• _ENTRIES_:
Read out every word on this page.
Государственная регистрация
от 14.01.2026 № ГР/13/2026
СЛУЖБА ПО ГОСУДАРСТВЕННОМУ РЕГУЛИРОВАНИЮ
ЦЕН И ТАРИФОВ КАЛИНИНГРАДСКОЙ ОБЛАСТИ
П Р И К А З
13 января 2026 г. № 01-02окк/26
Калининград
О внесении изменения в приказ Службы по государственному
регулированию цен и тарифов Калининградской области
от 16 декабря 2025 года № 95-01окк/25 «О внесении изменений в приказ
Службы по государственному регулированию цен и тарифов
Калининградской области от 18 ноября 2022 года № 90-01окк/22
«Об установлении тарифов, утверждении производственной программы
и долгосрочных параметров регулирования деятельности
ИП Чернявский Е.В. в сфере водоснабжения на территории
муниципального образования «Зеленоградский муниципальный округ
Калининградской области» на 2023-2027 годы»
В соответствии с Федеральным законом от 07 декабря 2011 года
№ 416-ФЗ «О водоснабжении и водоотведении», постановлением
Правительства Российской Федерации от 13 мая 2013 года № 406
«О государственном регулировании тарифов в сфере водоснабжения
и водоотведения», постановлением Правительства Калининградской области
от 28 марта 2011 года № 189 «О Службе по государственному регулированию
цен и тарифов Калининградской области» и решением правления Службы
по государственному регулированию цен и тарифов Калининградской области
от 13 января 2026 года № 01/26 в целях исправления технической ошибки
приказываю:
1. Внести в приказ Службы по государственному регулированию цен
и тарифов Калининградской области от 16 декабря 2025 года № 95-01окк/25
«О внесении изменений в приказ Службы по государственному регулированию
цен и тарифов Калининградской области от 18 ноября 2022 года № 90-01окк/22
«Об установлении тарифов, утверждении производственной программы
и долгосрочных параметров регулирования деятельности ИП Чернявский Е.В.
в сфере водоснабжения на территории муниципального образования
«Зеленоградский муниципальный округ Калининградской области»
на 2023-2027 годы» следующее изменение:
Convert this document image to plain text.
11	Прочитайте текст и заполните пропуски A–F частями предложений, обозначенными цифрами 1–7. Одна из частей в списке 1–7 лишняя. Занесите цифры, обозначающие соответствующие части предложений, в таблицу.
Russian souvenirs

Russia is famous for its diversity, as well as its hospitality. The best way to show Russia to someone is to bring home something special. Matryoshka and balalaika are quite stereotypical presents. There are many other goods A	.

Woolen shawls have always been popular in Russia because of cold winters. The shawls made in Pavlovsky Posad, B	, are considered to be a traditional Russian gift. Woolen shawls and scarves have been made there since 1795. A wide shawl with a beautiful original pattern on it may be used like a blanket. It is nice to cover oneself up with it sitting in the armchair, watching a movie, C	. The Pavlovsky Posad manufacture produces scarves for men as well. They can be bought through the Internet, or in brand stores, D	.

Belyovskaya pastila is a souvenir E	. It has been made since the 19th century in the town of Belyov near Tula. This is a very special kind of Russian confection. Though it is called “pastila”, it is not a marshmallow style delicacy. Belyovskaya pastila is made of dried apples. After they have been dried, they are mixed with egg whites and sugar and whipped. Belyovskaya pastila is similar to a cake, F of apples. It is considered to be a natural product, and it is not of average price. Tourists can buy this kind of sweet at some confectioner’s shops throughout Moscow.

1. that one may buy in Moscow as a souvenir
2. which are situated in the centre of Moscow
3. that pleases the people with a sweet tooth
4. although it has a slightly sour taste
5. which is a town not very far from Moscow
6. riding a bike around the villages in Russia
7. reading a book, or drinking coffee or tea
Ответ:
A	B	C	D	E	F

• _TASK TO COMPLETE_: Your task is to repeat every entry exactly.

• _OUTPUT BELOW_:
Read out every word on this page.
Государственная регистрация
от 14.01.2026 № ГР/13/2026
СЛУЖБА ПО ГОСУДАРСТВЕННОМУ РЕГУЛИРОВАНИЮ
ЦЕН И ТАРИФОВ КАЛИНИНГРАДСКОЙ ОБЛАСТИ
П Р И К А З
13 января 2026 г. № 01-02окк/26
Калининград
О внесении изменения в приказ Службы по государственному
регулированию цен и тарифов Калининградской области
от 16 декабря 2025 года № 95-01окк/25 «О внесении изменений в приказ
Службы по государственному регулированию цен и тарифов
Калининградской области от 18 ноября 2022 года № 90-01окк/22
«Об установлении тарифов, утверждении производственной программы
и долгосрочных параметров регулирования деятельности
ИП Чернявский Е.В. в сфере водоснабжения на территории
муниципального образования «Зеленоградский муниципальный округ
Калининградской области» на 2023-2027 годы»
В соответствии с Федеральным законом от 07 декабря 2011 года
№ 416-ФЗ «О водоснабжении и водоотведении», постановлением
Правительства Российской Федерации от 13 мая 2013 года № 406
«О государственном регулировании тарифов в сфере водоснабжения
и водоотведения», постановлением Правительства Калининградской области
от 28 марта 2011 года № 189 «О Службе по государственному регулированию
цен и тарифов Калининградской области» и решением правления Службы
по государственному регулированию цен и тарифов Калининградской области
от 13 января 2026 года № 01/26 в целях исправления технической ошибки
приказываю:
1. Внести в приказ Службы по государственному регулированию цен
и тарифов Калининградской области от 16 декабря 2025 года № 95-01окк/25
«О внесении изменений в приказ Службы по государственному регулированию
цен и тарифов Калининградской области от 18 ноября 2022 года № 90-01окк/22
«Об установлении тарифов, утверждении производственной программы
и долгосрочных параметров регулирования деятельности ИП Чернявский Е.В.
в сфере водоснабжения на территории муниципального образования
«Зеленоградский муниципальный округ Калининградской области»
на 2023-2027 годы» следующее изменение:
Convert this document image to plain text.
11	Прочитайте текст и заполните пропуски A–F частями предложений, обозначенными цифрами 1–7. Одна из частей в списке 1–7 лишняя. Занесите цифры, обозначающие соответствующие части предложений, в таблицу.
Russian souvenirs

Russia is famous for its diversity, as well as its hospitality. The best way to show Russia to someone is to bring home something special. Matryoshka and balalaika are quite stereotypical presents. There are many other goods A	.

Woolen shawls have always been popular in Russia because of cold winters. The shawls made in Pavlovsky Posad, B	, are considered to be a traditional Russian gift. Woolen shawls and scarves have been made there since 1795. A wide shawl with a beautiful original pattern on it may be used like a blanket. It is nice to cover oneself up with it sitting in the armchair, watching a movie, C	. The Pavlovsky Posad manufacture produces scarves for men as well. They can be bought through the Internet, or in brand stores, D	.

Belyovskaya pastila is a souvenir E	. It has been made since the 19th century in the town of Belyov near Tula. This is a very special kind of Russian confection. Though it is called “pastila”, it is not a marshmallow style delicacy. Belyovskaya pastila is made of dried apples. After they have been dried, they are mixed with egg whites and sugar and whipped. Belyovskaya pastila is similar to a cake, F of apples. It is considered to be a natural product, and it is not of average price. Tourists can buy this kind of sweet at some confectioner’s shops throughout Moscow.

1. that one may buy in Moscow as a souvenir
2. which are situated in the centre of Moscow
3. that pleases the people with a sweet tooth
4. although it has a slightly sour taste
5. which is a town not very far from Moscow
6. riding a bike around the villages in Russia
7. reading a book, or drinking coffee or tea
Ответ:
A	B	C	D	E	F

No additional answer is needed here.